Without the pictures, copy all the entries below exactly.

------ Material for this task

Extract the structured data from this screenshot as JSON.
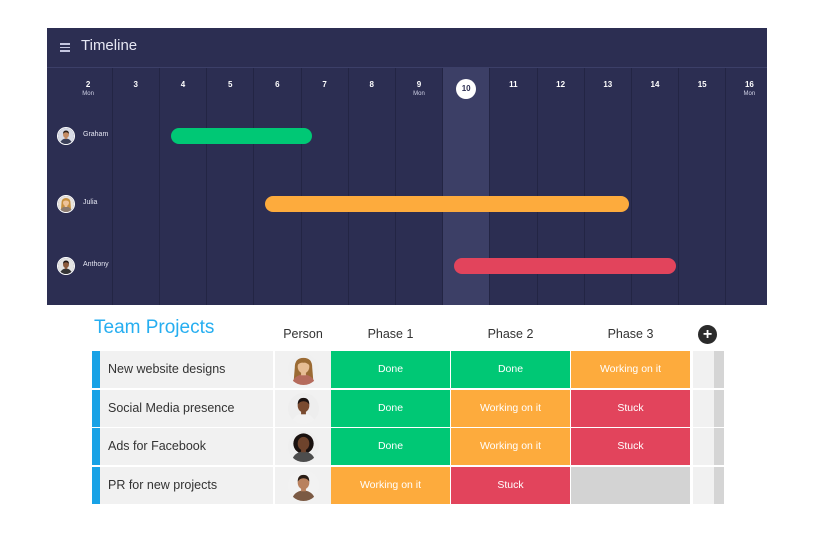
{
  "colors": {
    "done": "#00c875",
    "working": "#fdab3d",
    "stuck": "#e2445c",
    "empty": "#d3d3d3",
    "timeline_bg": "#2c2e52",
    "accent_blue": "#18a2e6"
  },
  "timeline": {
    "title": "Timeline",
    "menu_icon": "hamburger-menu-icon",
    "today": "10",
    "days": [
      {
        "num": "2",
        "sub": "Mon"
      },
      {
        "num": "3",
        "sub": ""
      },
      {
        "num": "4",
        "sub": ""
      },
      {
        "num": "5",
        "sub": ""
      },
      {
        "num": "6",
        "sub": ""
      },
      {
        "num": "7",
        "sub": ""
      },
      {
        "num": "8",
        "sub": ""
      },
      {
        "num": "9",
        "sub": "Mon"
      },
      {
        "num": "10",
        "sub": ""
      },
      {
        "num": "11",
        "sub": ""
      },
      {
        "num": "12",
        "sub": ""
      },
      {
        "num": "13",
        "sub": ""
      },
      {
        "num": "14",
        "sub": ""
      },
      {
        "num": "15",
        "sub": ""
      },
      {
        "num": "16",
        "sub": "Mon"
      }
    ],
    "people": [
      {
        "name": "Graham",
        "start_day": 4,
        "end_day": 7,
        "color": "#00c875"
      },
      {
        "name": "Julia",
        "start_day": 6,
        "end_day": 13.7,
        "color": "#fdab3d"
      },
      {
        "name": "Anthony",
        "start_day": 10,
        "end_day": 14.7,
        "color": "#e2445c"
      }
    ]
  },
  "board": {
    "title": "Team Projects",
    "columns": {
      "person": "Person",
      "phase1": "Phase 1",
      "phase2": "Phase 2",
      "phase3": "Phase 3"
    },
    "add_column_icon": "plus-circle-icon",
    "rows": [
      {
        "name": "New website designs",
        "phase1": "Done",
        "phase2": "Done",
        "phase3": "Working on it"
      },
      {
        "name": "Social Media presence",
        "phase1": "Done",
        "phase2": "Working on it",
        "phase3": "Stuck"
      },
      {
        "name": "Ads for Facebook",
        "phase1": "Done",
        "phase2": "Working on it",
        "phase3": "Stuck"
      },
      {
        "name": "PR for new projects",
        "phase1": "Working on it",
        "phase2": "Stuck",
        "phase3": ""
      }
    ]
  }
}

------------

**Exercise response**
Extract the structured data from this screenshot as JSON.
{
  "colors": {
    "done": "#00c875",
    "working": "#fdab3d",
    "stuck": "#e2445c",
    "empty": "#d3d3d3",
    "timeline_bg": "#2c2e52",
    "accent_blue": "#18a2e6"
  },
  "timeline": {
    "title": "Timeline",
    "menu_icon": "hamburger-menu-icon",
    "today": "10",
    "days": [
      {
        "num": "2",
        "sub": "Mon"
      },
      {
        "num": "3",
        "sub": ""
      },
      {
        "num": "4",
        "sub": ""
      },
      {
        "num": "5",
        "sub": ""
      },
      {
        "num": "6",
        "sub": ""
      },
      {
        "num": "7",
        "sub": ""
      },
      {
        "num": "8",
        "sub": ""
      },
      {
        "num": "9",
        "sub": "Mon"
      },
      {
        "num": "10",
        "sub": ""
      },
      {
        "num": "11",
        "sub": ""
      },
      {
        "num": "12",
        "sub": ""
      },
      {
        "num": "13",
        "sub": ""
      },
      {
        "num": "14",
        "sub": ""
      },
      {
        "num": "15",
        "sub": ""
      },
      {
        "num": "16",
        "sub": "Mon"
      }
    ],
    "people": [
      {
        "name": "Graham",
        "start_day": 4,
        "end_day": 7,
        "color": "#00c875"
      },
      {
        "name": "Julia",
        "start_day": 6,
        "end_day": 13.7,
        "color": "#fdab3d"
      },
      {
        "name": "Anthony",
        "start_day": 10,
        "end_day": 14.7,
        "color": "#e2445c"
      }
    ]
  },
  "board": {
    "title": "Team Projects",
    "columns": {
      "person": "Person",
      "phase1": "Phase 1",
      "phase2": "Phase 2",
      "phase3": "Phase 3"
    },
    "add_column_icon": "plus-circle-icon",
    "rows": [
      {
        "name": "New website designs",
        "phase1": "Done",
        "phase2": "Done",
        "phase3": "Working on it"
      },
      {
        "name": "Social Media presence",
        "phase1": "Done",
        "phase2": "Working on it",
        "phase3": "Stuck"
      },
      {
        "name": "Ads for Facebook",
        "phase1": "Done",
        "phase2": "Working on it",
        "phase3": "Stuck"
      },
      {
        "name": "PR for new projects",
        "phase1": "Working on it",
        "phase2": "Stuck",
        "phase3": ""
      }
    ]
  }
}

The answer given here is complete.